WRITTEN PROBLEM -
Below are records to repeat exactly. Omit the pictures from the copy.

DATASET -
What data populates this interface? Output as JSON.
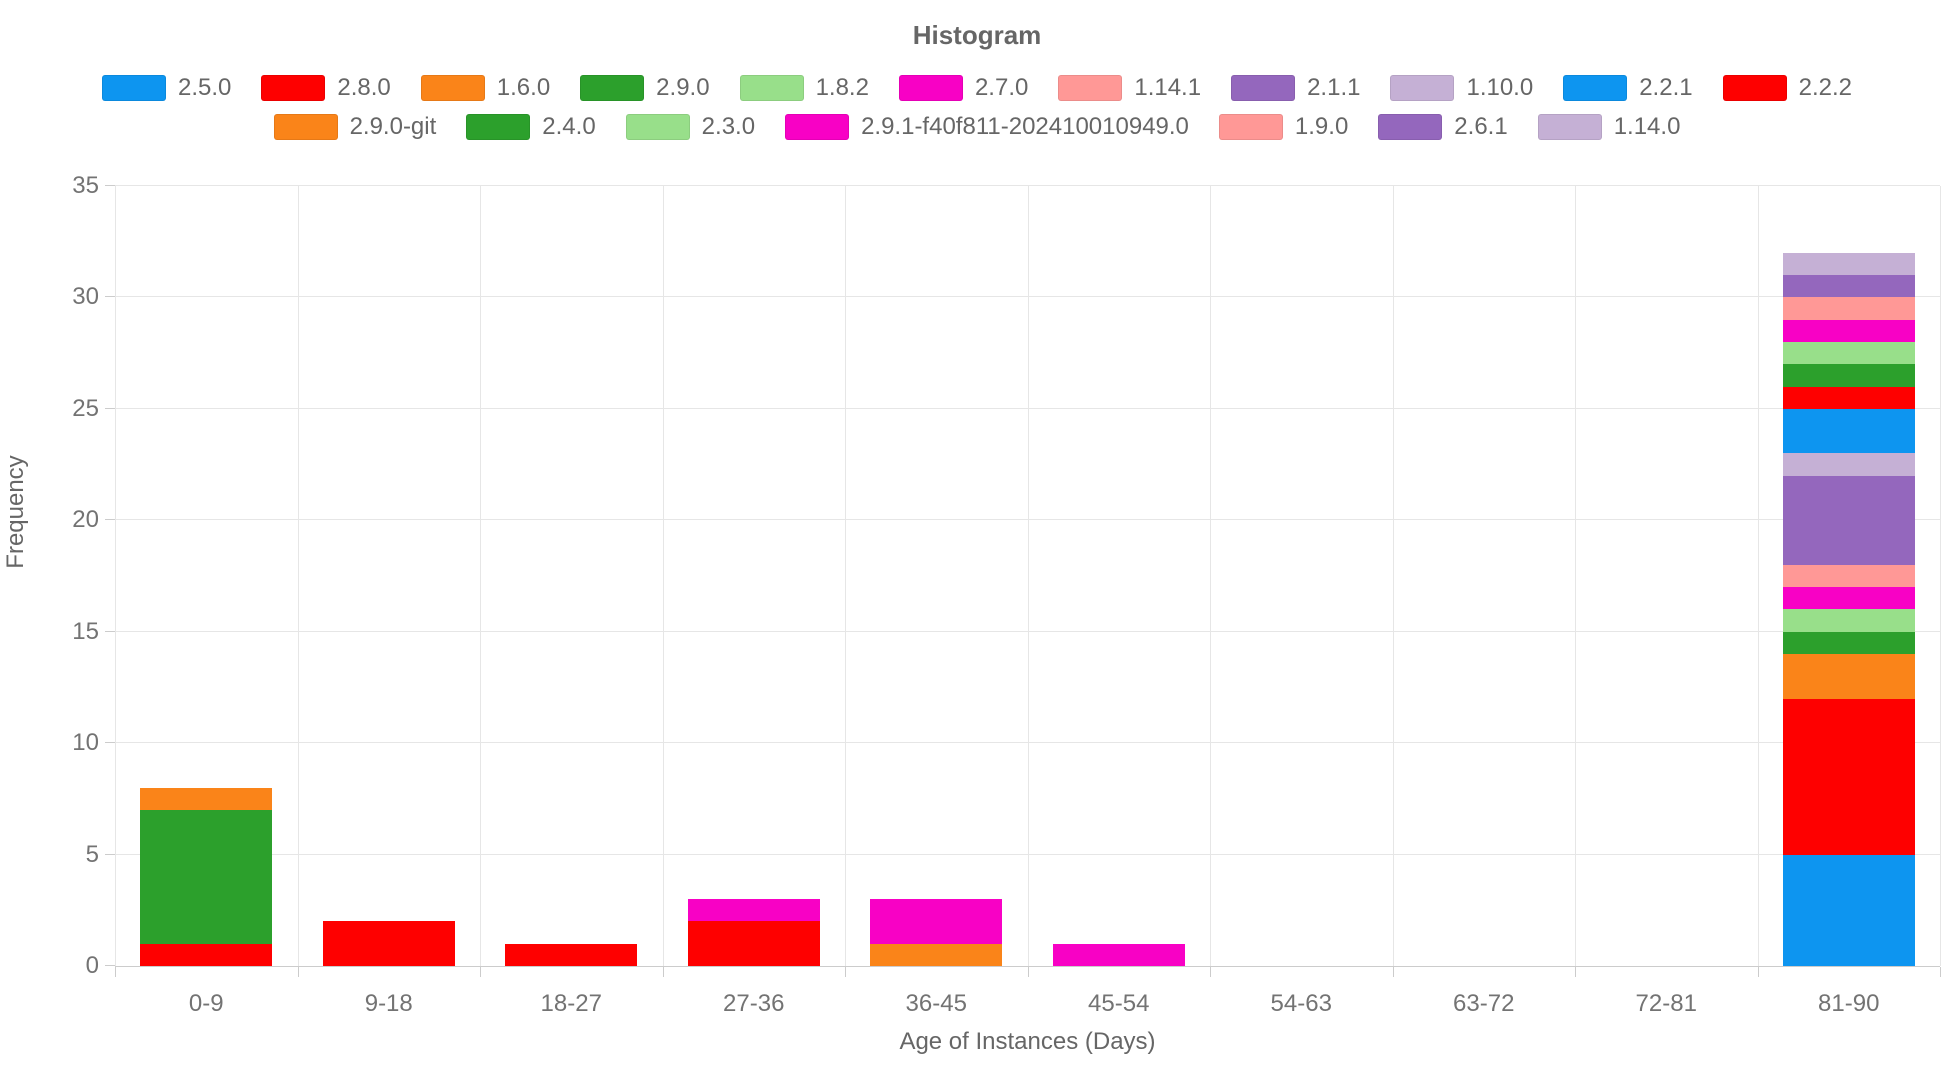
{
  "title": "Histogram",
  "colors": {
    "grid": "#e6e6e6",
    "axis": "#cccccc",
    "tick_text": "#737373",
    "label_text": "#666666"
  },
  "chart_data": {
    "type": "bar",
    "stacked": true,
    "title": "Histogram",
    "xlabel": "Age of Instances (Days)",
    "ylabel": "Frequency",
    "categories": [
      "0-9",
      "9-18",
      "18-27",
      "27-36",
      "36-45",
      "45-54",
      "54-63",
      "63-72",
      "72-81",
      "81-90"
    ],
    "ylim": [
      0,
      35
    ],
    "y_ticks": [
      0,
      5,
      10,
      15,
      20,
      25,
      30,
      35
    ],
    "grid": true,
    "legend_position": "top",
    "legend_rows": [
      [
        "2.5.0",
        "2.8.0",
        "1.6.0",
        "2.9.0",
        "1.8.2",
        "2.7.0",
        "1.14.1",
        "2.1.1",
        "1.10.0",
        "2.2.1",
        "2.2.2"
      ],
      [
        "2.9.0-git",
        "2.4.0",
        "2.3.0",
        "2.9.1-f40f811-202410010949.0",
        "1.9.0",
        "2.6.1",
        "1.14.0"
      ]
    ],
    "series": [
      {
        "name": "2.5.0",
        "color": "#0d95f0",
        "values": [
          0,
          0,
          0,
          0,
          0,
          0,
          0,
          0,
          0,
          5
        ]
      },
      {
        "name": "2.8.0",
        "color": "#fe0000",
        "values": [
          1,
          2,
          1,
          2,
          0,
          0,
          0,
          0,
          0,
          7
        ]
      },
      {
        "name": "1.6.0",
        "color": "#fa8419",
        "values": [
          0,
          0,
          0,
          0,
          1,
          0,
          0,
          0,
          0,
          2
        ]
      },
      {
        "name": "2.9.0",
        "color": "#2ca02c",
        "values": [
          6,
          0,
          0,
          0,
          0,
          0,
          0,
          0,
          0,
          1
        ]
      },
      {
        "name": "1.8.2",
        "color": "#98df8a",
        "values": [
          0,
          0,
          0,
          0,
          0,
          0,
          0,
          0,
          0,
          1
        ]
      },
      {
        "name": "2.7.0",
        "color": "#f801c5",
        "values": [
          0,
          0,
          0,
          1,
          2,
          1,
          0,
          0,
          0,
          1
        ]
      },
      {
        "name": "1.14.1",
        "color": "#ff9896",
        "values": [
          0,
          0,
          0,
          0,
          0,
          0,
          0,
          0,
          0,
          1
        ]
      },
      {
        "name": "2.1.1",
        "color": "#9467bd",
        "values": [
          0,
          0,
          0,
          0,
          0,
          0,
          0,
          0,
          0,
          4
        ]
      },
      {
        "name": "1.10.0",
        "color": "#c5b0d5",
        "values": [
          0,
          0,
          0,
          0,
          0,
          0,
          0,
          0,
          0,
          1
        ]
      },
      {
        "name": "2.2.1",
        "color": "#0d95f0",
        "values": [
          0,
          0,
          0,
          0,
          0,
          0,
          0,
          0,
          0,
          2
        ]
      },
      {
        "name": "2.2.2",
        "color": "#fe0000",
        "values": [
          0,
          0,
          0,
          0,
          0,
          0,
          0,
          0,
          0,
          1
        ]
      },
      {
        "name": "2.9.0-git",
        "color": "#fa8419",
        "values": [
          1,
          0,
          0,
          0,
          0,
          0,
          0,
          0,
          0,
          0
        ]
      },
      {
        "name": "2.4.0",
        "color": "#2ca02c",
        "values": [
          0,
          0,
          0,
          0,
          0,
          0,
          0,
          0,
          0,
          1
        ]
      },
      {
        "name": "2.3.0",
        "color": "#98df8a",
        "values": [
          0,
          0,
          0,
          0,
          0,
          0,
          0,
          0,
          0,
          1
        ]
      },
      {
        "name": "2.9.1-f40f811-202410010949.0",
        "color": "#f801c5",
        "values": [
          0,
          0,
          0,
          0,
          0,
          0,
          0,
          0,
          0,
          1
        ]
      },
      {
        "name": "1.9.0",
        "color": "#ff9896",
        "values": [
          0,
          0,
          0,
          0,
          0,
          0,
          0,
          0,
          0,
          1
        ]
      },
      {
        "name": "2.6.1",
        "color": "#9467bd",
        "values": [
          0,
          0,
          0,
          0,
          0,
          0,
          0,
          0,
          0,
          1
        ]
      },
      {
        "name": "1.14.0",
        "color": "#c5b0d5",
        "values": [
          0,
          0,
          0,
          0,
          0,
          0,
          0,
          0,
          0,
          1
        ]
      }
    ]
  }
}
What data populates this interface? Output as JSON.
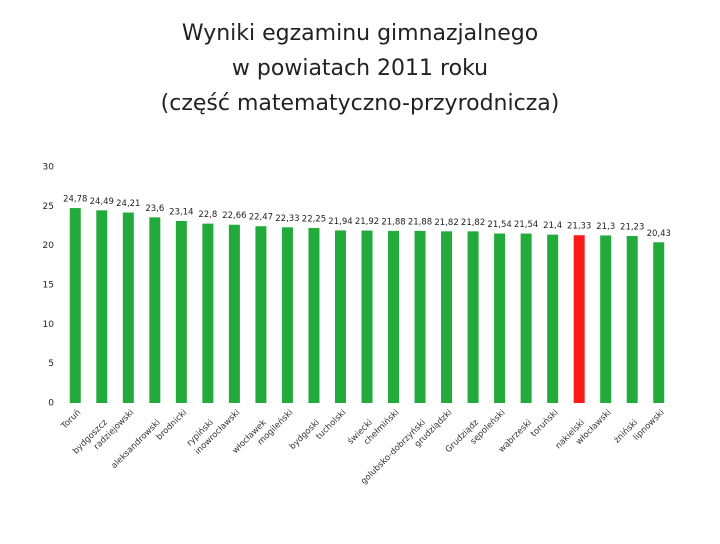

EXERCISE RESULT -
What data populates this interface? Output as JSON.
{
  "title": "Histogram",
  "colors": {
    "grid": "#e6e6e6",
    "axis": "#cccccc",
    "tick_text": "#737373",
    "label_text": "#666666"
  },
  "chart_data": {
    "type": "bar",
    "stacked": true,
    "title": "Histogram",
    "xlabel": "Age of Instances (Days)",
    "ylabel": "Frequency",
    "categories": [
      "0-9",
      "9-18",
      "18-27",
      "27-36",
      "36-45",
      "45-54",
      "54-63",
      "63-72",
      "72-81",
      "81-90"
    ],
    "ylim": [
      0,
      35
    ],
    "y_ticks": [
      0,
      5,
      10,
      15,
      20,
      25,
      30,
      35
    ],
    "grid": true,
    "legend_position": "top",
    "legend_rows": [
      [
        "2.5.0",
        "2.8.0",
        "1.6.0",
        "2.9.0",
        "1.8.2",
        "2.7.0",
        "1.14.1",
        "2.1.1",
        "1.10.0",
        "2.2.1",
        "2.2.2"
      ],
      [
        "2.9.0-git",
        "2.4.0",
        "2.3.0",
        "2.9.1-f40f811-202410010949.0",
        "1.9.0",
        "2.6.1",
        "1.14.0"
      ]
    ],
    "series": [
      {
        "name": "2.5.0",
        "color": "#0d95f0",
        "values": [
          0,
          0,
          0,
          0,
          0,
          0,
          0,
          0,
          0,
          5
        ]
      },
      {
        "name": "2.8.0",
        "color": "#fe0000",
        "values": [
          1,
          2,
          1,
          2,
          0,
          0,
          0,
          0,
          0,
          7
        ]
      },
      {
        "name": "1.6.0",
        "color": "#fa8419",
        "values": [
          0,
          0,
          0,
          0,
          1,
          0,
          0,
          0,
          0,
          2
        ]
      },
      {
        "name": "2.9.0",
        "color": "#2ca02c",
        "values": [
          6,
          0,
          0,
          0,
          0,
          0,
          0,
          0,
          0,
          1
        ]
      },
      {
        "name": "1.8.2",
        "color": "#98df8a",
        "values": [
          0,
          0,
          0,
          0,
          0,
          0,
          0,
          0,
          0,
          1
        ]
      },
      {
        "name": "2.7.0",
        "color": "#f801c5",
        "values": [
          0,
          0,
          0,
          1,
          2,
          1,
          0,
          0,
          0,
          1
        ]
      },
      {
        "name": "1.14.1",
        "color": "#ff9896",
        "values": [
          0,
          0,
          0,
          0,
          0,
          0,
          0,
          0,
          0,
          1
        ]
      },
      {
        "name": "2.1.1",
        "color": "#9467bd",
        "values": [
          0,
          0,
          0,
          0,
          0,
          0,
          0,
          0,
          0,
          4
        ]
      },
      {
        "name": "1.10.0",
        "color": "#c5b0d5",
        "values": [
          0,
          0,
          0,
          0,
          0,
          0,
          0,
          0,
          0,
          1
        ]
      },
      {
        "name": "2.2.1",
        "color": "#0d95f0",
        "values": [
          0,
          0,
          0,
          0,
          0,
          0,
          0,
          0,
          0,
          2
        ]
      },
      {
        "name": "2.2.2",
        "color": "#fe0000",
        "values": [
          0,
          0,
          0,
          0,
          0,
          0,
          0,
          0,
          0,
          1
        ]
      },
      {
        "name": "2.9.0-git",
        "color": "#fa8419",
        "values": [
          1,
          0,
          0,
          0,
          0,
          0,
          0,
          0,
          0,
          0
        ]
      },
      {
        "name": "2.4.0",
        "color": "#2ca02c",
        "values": [
          0,
          0,
          0,
          0,
          0,
          0,
          0,
          0,
          0,
          1
        ]
      },
      {
        "name": "2.3.0",
        "color": "#98df8a",
        "values": [
          0,
          0,
          0,
          0,
          0,
          0,
          0,
          0,
          0,
          1
        ]
      },
      {
        "name": "2.9.1-f40f811-202410010949.0",
        "color": "#f801c5",
        "values": [
          0,
          0,
          0,
          0,
          0,
          0,
          0,
          0,
          0,
          1
        ]
      },
      {
        "name": "1.9.0",
        "color": "#ff9896",
        "values": [
          0,
          0,
          0,
          0,
          0,
          0,
          0,
          0,
          0,
          1
        ]
      },
      {
        "name": "2.6.1",
        "color": "#9467bd",
        "values": [
          0,
          0,
          0,
          0,
          0,
          0,
          0,
          0,
          0,
          1
        ]
      },
      {
        "name": "1.14.0",
        "color": "#c5b0d5",
        "values": [
          0,
          0,
          0,
          0,
          0,
          0,
          0,
          0,
          0,
          1
        ]
      }
    ]
  }
}
What data populates this interface? Output as JSON.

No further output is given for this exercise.